## Текст для чтения:
Литературный источник этого разговора указан самим Достоевским в набросках к знаменитой пушкинской речи (1880):
У Бальзака в одном романе, один молодой человек, (…) обращается с вопросом к своему товарищу, студенту, и спрашивает его: послушай, представь себе, у тебя ни гроша, и вдруг, где-то там, в Китае, есть дряхлый больной мандарин, и тебе стоит только здесь, в Париже, не сходя с места, сказать про себя: умри, мандарин, и он умрет, но из-за смерти мандарина, тебе какой-нибудь волшебник принесет сейчас миллион и никто этого не узнает, и главное он ведь, где-то в Китае, он мандарин все равно, что на луне или на Сириусе – ну что, захотел бы ты сказать, умри, мандарин, чтоб сейчас же получить этот миллион?
Процитируем Бальзака точнее («Отец Горио» (1834), разговор Растиньяка со студентом-медиком Бьяншоном, перевод Е. Корша):
– Ты читал Руссо?
– Да.
– Помнишь то место, где он спрашивает, как бы его читатель поступил, если бы мог, не выезжая из Парижа, одним усилием воли убить в Китае какого-нибудь старого мандарина и благодаря этому сделаться богатым?
– И что же?

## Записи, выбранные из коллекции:
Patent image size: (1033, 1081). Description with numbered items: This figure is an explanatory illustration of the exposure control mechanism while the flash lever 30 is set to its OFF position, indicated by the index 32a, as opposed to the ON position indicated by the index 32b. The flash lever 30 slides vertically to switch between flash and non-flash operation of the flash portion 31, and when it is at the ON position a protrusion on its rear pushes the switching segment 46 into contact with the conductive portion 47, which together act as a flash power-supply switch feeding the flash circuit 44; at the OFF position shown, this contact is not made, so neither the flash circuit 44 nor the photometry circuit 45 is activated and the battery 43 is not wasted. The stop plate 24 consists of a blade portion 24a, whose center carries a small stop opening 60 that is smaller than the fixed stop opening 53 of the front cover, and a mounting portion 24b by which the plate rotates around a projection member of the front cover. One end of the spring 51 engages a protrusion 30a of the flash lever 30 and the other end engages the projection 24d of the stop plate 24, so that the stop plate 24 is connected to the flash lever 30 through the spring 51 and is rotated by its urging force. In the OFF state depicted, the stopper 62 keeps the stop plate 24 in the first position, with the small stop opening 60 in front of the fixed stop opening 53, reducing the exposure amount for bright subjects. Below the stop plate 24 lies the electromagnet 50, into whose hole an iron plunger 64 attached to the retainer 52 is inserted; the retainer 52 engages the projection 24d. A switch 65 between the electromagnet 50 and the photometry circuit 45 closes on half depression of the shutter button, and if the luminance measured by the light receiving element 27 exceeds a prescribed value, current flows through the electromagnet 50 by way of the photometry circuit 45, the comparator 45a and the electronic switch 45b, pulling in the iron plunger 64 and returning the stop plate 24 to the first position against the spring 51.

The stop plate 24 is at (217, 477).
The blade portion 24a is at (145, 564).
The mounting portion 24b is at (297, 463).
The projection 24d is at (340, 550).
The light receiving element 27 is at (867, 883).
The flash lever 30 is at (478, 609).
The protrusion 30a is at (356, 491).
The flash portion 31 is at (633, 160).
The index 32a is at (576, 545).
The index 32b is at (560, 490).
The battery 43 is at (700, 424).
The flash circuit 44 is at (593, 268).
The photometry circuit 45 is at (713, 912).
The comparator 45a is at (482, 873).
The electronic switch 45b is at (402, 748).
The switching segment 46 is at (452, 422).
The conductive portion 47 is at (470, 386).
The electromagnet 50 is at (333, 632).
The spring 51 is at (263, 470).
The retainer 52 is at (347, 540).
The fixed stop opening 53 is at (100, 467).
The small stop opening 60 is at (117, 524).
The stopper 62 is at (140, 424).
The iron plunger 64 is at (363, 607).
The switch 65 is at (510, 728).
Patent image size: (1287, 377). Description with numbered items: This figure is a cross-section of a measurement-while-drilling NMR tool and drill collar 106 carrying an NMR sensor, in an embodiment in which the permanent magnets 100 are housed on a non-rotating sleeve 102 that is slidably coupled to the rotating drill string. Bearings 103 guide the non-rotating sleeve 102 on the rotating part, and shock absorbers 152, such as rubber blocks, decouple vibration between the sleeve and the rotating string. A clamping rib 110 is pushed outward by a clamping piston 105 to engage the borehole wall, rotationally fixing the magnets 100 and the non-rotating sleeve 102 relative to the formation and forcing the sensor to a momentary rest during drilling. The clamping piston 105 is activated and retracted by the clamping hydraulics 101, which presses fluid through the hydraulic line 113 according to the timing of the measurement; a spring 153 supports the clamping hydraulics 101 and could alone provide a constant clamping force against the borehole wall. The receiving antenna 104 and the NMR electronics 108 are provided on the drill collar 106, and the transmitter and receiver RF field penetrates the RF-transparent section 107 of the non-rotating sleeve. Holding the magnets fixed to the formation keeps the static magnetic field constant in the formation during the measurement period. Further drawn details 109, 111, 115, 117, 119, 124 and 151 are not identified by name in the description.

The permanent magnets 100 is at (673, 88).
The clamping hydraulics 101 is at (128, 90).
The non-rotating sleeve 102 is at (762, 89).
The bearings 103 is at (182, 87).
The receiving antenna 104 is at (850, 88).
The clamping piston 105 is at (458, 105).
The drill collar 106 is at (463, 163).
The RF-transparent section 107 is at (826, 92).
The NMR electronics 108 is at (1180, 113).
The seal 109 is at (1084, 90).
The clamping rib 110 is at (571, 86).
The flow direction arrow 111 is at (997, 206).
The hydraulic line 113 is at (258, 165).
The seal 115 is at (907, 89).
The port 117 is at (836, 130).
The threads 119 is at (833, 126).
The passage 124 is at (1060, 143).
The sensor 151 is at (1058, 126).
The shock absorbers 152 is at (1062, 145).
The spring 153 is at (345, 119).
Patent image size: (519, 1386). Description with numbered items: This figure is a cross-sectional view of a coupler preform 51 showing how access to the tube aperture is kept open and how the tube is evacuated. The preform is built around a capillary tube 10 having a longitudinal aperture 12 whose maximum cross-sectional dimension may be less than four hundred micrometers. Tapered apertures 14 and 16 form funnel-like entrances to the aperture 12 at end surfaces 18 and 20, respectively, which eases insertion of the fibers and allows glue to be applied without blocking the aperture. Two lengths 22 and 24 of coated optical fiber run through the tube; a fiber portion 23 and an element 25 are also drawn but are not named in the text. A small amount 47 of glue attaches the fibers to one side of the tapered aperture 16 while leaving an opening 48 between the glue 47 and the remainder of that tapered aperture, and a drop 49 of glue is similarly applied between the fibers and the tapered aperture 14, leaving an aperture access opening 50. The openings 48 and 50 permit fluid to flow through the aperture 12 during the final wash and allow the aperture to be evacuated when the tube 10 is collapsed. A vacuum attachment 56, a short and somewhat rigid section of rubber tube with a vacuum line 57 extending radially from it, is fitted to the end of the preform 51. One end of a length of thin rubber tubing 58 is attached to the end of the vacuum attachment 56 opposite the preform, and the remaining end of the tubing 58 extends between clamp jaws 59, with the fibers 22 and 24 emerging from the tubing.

## Условия задания:
a: Ответьте по тексту о мандарине на три вопроса:
(i) К какому году относится пушкинская речь, в набросках к которой Достоевский указал источник разговора?
(ii) Чей перевод романа «Отец Горио» приводится в цитате?
(iii) С кем разговаривает Растиньяк в цитируемом месте романа?
b: Допишите следующую часть текста о мандарине, начав сразу после реплики «– И что же?».

## Ответы к заданию:
a:
(i) К 1880 году.
(ii) Перевод Е. Корша.
(iii) Со студентом-медиком Бьяншоном.

b:
– Пустяки! Я приканчиваю уже тридцать третьего мандарина.
Однако прочитать что-либо подобное у Руссо Растиньяк не мог. На самом деле этот вопрос заимствован из книги Рене де Шатобриана «Гений христианства» (1802):
Если б ты мог одним усилием воли убить человека в Китае и унаследовать его имущество в Европе, с абсолютной, сверхъестественной уверенностью, что никто никогда не узнает об этом, ты бы решился на это?
Вместо шатобриановского «человека в Китае» Бальзак ввел «мандарина»; так возникло выражение «убить мандарина».
В 1855 году появилась одноактная комедия Анри Монье и Эдуара Мартена «Убил ли ты мандарина?» Здесь тот же вопрос выглядел несколько иначе:
– Если бы можно было простым нажатием кнопки убить богатого человека, живущего в самой сердцевине Китая (…), и стать его наследником, кто из нас не нажал бы на кнопку и не убил бы этого мандарина?
Переведя кнопку как «шишечку», эту фразу привел Лев Толстой в статье «О голоде» (1891), приписав ее уже не Руссо, а Вольтеру:
«Вольтер говорит, что если бы можно было, пожав [так!] шишечку в Париже, этим нажатием убить мандарина в Китае, то редкий парижанин лишил бы себя этого удовольствия».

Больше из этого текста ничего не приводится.